▶ Excerto de origem:
—————

A vida de Matilde sem Rute, ou de Rute sem Matilde, não conseguiria ser contada. São mãe e filha e cruzam os discursos, completam as frases, adivinham-se nos silêncios. Matilde tem 9 anos – a idade na qual tudo se parece entender – e sabe que isto é sobre ela. Vem acompanhada da mãe, mas diz-nos, sem falsas modéstias: “Eu é que sou a estrela!”

Matilde é igual a tantas outras crianças em muitos sentidos: gosta de falar, de perguntar, tem sonhos que a preenchem e uma honestidade que muitos perdem com a idade. O tempo, para ela, é um conceito relativo. Mas há uma coisa que distingue Matilde de muitas outras crianças: a maturidade, ainda que toldada de alguma inocência, com que percebe que a sua vida nem sempre pode ser exatamente igual à de outros meninos e meninas.

Matilde anda de cadeira de rodas, o que significa que todo o seu dia a dia tem de ser planeado até ao mais ínfimo detalhe por Rute. Para a mãe, a falta de mobilidade acentua-se, porque “o país não os ajuda”. E prossegue: “Se houvesse mais agilidade e facilidade, eles conseguiam facilmente integrar-se, mas tudo é uma luta.”

Matilde
“Quero ser bailarina de cadeira de rodas, fazer o Quebra-nozes.” – [Matilde]
“Quero ser bailarina de cadeira de rodas, fazer o Quebra-nozes.” – [Matilde]

As lutas de Rute são todas difíceis. O lugar de estacionamento à porta da escola, pelo qual esperou dois anos, por exemplo, é muitas vezes desrespeitado por outros pais. Há um certo desconhecimento e um certo egoísmo por parte do ser humano. Rute acredita que “só quando passamos para o papel do outro” podemos efetivamente empatizar e perceber.

—————

▶ Dados fornecidos:

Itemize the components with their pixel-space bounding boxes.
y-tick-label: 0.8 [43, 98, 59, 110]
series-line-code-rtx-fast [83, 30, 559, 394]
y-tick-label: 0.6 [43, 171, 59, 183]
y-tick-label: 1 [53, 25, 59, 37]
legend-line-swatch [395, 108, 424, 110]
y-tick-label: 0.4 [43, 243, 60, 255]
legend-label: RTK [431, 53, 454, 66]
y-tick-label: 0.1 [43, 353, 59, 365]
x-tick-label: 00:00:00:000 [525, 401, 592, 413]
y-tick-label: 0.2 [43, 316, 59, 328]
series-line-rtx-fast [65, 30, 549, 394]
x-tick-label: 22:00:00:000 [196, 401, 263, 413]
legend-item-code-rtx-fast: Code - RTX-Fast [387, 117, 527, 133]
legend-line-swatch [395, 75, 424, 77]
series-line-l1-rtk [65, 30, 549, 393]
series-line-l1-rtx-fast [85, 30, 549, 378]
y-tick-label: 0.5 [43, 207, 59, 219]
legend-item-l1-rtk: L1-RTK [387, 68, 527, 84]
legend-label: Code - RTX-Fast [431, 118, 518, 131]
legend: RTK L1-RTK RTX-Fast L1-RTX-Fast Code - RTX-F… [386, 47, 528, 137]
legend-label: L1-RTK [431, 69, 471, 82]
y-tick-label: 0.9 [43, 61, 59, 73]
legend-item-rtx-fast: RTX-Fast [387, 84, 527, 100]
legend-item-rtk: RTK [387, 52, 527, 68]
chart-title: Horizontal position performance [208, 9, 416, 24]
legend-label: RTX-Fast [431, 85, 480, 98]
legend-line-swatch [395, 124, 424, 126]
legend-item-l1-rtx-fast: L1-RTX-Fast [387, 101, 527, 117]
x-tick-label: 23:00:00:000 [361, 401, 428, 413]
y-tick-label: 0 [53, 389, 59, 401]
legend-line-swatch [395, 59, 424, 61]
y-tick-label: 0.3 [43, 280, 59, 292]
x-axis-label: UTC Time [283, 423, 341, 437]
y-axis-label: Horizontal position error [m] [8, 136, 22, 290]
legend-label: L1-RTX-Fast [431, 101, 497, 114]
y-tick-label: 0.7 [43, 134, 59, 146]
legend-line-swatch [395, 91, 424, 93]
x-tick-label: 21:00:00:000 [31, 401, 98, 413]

—————

▶ Exercício proposto: Transcreva, por favor, todas as citações entre aspas que aparecem no excerto sobre Matilde e Rute, incluindo cada uma só uma vez. As linhas são material à parte e não têm relação com o excerto.

▶ Resposta ao exercício:
- “Eu é que sou a estrela!”
- “o país não os ajuda”
- “Se houvesse mais agilidade e facilidade, eles conseguiam facilmente integrar-se, mas tudo é uma luta.”
- “Quero ser bailarina de cadeira de rodas, fazer o Quebra-nozes.”
- “só quando passamos para o papel do outro”